Written task:
Find the string "this" and gather every line that holds it.

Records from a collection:
================

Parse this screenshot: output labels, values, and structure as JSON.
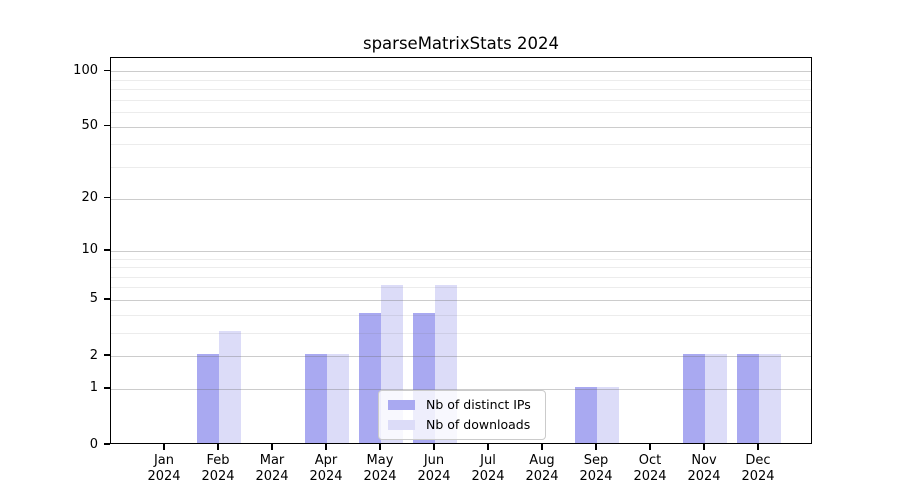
{
  "chart_data": {
    "type": "bar",
    "title": "sparseMatrixStats 2024",
    "categories": [
      "Jan",
      "Feb",
      "Mar",
      "Apr",
      "May",
      "Jun",
      "Jul",
      "Aug",
      "Sep",
      "Oct",
      "Nov",
      "Dec"
    ],
    "x_year_label": "2024",
    "series": [
      {
        "name": "Nb of distinct IPs",
        "color": "#a9a9f1",
        "values": [
          0,
          2,
          0,
          2,
          4,
          4,
          0,
          0,
          1,
          0,
          2,
          2
        ]
      },
      {
        "name": "Nb of downloads",
        "color": "#dcdcf8",
        "values": [
          0,
          3,
          0,
          2,
          6,
          6,
          0,
          0,
          1,
          0,
          2,
          2
        ]
      }
    ],
    "y_scale": "log1p",
    "ylim": [
      0,
      118
    ],
    "y_tick_values": [
      0,
      1,
      2,
      5,
      10,
      20,
      50,
      100
    ],
    "y_tick_labels": [
      "0",
      "1",
      "2",
      "5",
      "10",
      "20",
      "50",
      "100"
    ],
    "y_minor_gridlines": [
      3,
      4,
      6,
      7,
      8,
      9,
      30,
      40,
      60,
      70,
      80,
      90
    ],
    "grid": "horizontal-major-and-minor",
    "legend_position": "lower-center"
  }
}
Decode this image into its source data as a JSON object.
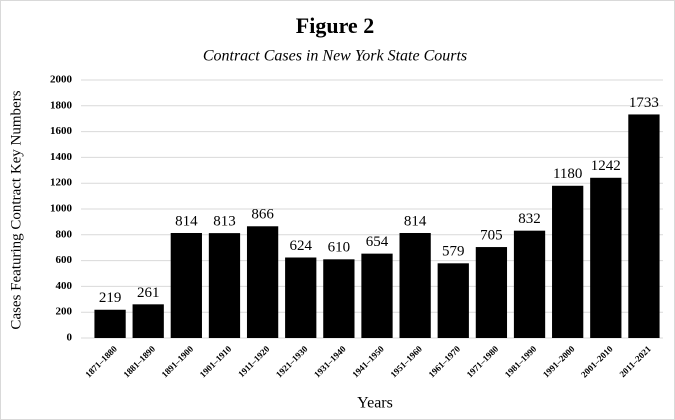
{
  "chart_data": {
    "type": "bar",
    "title": "Figure 2",
    "subtitle": "Contract Cases in New York State Courts",
    "x_label": "Years",
    "y_label": "Cases Featuring Contract Key Numbers",
    "categories": [
      "1871–1880",
      "1881–1890",
      "1891–1900",
      "1901–1910",
      "1911–1920",
      "1921–1930",
      "1931–1940",
      "1941–1950",
      "1951–1960",
      "1961–1970",
      "1971–1980",
      "1981–1990",
      "1991–2000",
      "2001–2010",
      "2011–2021"
    ],
    "values": [
      219,
      261,
      814,
      813,
      866,
      624,
      610,
      654,
      814,
      579,
      705,
      832,
      1180,
      1242,
      1733
    ],
    "color": "#000000",
    "ylim": [
      0,
      2000
    ],
    "yticks": [
      0,
      200,
      400,
      600,
      800,
      1000,
      1200,
      1400,
      1600,
      1800,
      2000
    ],
    "grid": true
  }
}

================

Correct answer:
Parse this screenshot: output labels, values, and structure as JSON.
Decode this image into its source data as a JSON object.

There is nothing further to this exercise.